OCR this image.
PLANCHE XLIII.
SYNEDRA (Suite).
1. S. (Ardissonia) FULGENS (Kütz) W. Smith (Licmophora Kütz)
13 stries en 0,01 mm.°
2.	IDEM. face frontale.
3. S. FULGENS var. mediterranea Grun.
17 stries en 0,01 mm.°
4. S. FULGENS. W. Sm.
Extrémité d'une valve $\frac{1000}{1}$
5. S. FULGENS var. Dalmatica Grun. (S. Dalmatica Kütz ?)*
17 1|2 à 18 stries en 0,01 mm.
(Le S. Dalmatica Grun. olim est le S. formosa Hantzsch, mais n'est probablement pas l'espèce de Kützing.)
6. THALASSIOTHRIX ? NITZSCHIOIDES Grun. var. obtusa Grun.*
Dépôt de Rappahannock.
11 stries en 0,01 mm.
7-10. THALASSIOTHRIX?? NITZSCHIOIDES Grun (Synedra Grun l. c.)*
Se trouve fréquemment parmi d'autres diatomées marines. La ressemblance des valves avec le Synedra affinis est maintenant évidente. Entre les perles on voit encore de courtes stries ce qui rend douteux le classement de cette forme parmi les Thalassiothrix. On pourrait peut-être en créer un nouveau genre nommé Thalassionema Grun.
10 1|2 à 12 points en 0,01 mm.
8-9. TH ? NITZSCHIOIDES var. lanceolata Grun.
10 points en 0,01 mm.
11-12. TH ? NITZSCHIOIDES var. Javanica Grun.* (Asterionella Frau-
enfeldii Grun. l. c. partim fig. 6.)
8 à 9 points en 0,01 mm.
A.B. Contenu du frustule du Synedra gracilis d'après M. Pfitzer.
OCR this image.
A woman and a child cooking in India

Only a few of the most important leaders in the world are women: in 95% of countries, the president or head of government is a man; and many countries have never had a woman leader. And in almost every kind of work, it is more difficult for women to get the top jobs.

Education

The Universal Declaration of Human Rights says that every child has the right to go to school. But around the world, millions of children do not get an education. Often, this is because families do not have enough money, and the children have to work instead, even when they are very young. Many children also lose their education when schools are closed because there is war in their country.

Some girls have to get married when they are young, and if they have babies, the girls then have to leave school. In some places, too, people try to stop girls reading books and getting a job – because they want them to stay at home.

──────────

Short exercise -
Print the records above exactly as they appear.

Task result -
OCR this image.
PLANCHE XLIII.
SYNEDRA (Suite).
1. S. (Ardissonia) FULGENS (Kütz) W. Smith (Licmophora Kütz)
13 stries en 0,01 mm.°
2.	IDEM. face frontale.
3. S. FULGENS var. mediterranea Grun.
17 stries en 0,01 mm.°
4. S. FULGENS. W. Sm.
Extrémité d'une valve $\frac{1000}{1}$
5. S. FULGENS var. Dalmatica Grun. (S. Dalmatica Kütz ?)*
17 1|2 à 18 stries en 0,01 mm.
(Le S. Dalmatica Grun. olim est le S. formosa Hantzsch, mais n'est probablement pas l'espèce de Kützing.)
6. THALASSIOTHRIX ? NITZSCHIOIDES Grun. var. obtusa Grun.*
Dépôt de Rappahannock.
11 stries en 0,01 mm.
7-10. THALASSIOTHRIX?? NITZSCHIOIDES Grun (Synedra Grun l. c.)*
Se trouve fréquemment parmi d'autres diatomées marines. La ressemblance des valves avec le Synedra affinis est maintenant évidente. Entre les perles on voit encore de courtes stries ce qui rend douteux le classement de cette forme parmi les Thalassiothrix. On pourrait peut-être en créer un nouveau genre nommé Thalassionema Grun.
10 1|2 à 12 points en 0,01 mm.
8-9. TH ? NITZSCHIOIDES var. lanceolata Grun.
10 points en 0,01 mm.
11-12. TH ? NITZSCHIOIDES var. Javanica Grun.* (Asterionella Frau-
enfeldii Grun. l. c. partim fig. 6.)
8 à 9 points en 0,01 mm.
A.B. Contenu du frustule du Synedra gracilis d'après M. Pfitzer.
OCR this image.
A woman and a child cooking in India

Only a few of the most important leaders in the world are women: in 95% of countries, the president or head of government is a man; and many countries have never had a woman leader. And in almost every kind of work, it is more difficult for women to get the top jobs.

Education

The Universal Declaration of Human Rights says that every child has the right to go to school. But around the world, millions of children do not get an education. Often, this is because families do not have enough money, and the children have to work instead, even when they are very young. Many children also lose their education when schools are closed because there is war in their country.

Some girls have to get married when they are young, and if they have babies, the girls then have to leave school. In some places, too, people try to stop girls reading books and getting a job – because they want them to stay at home.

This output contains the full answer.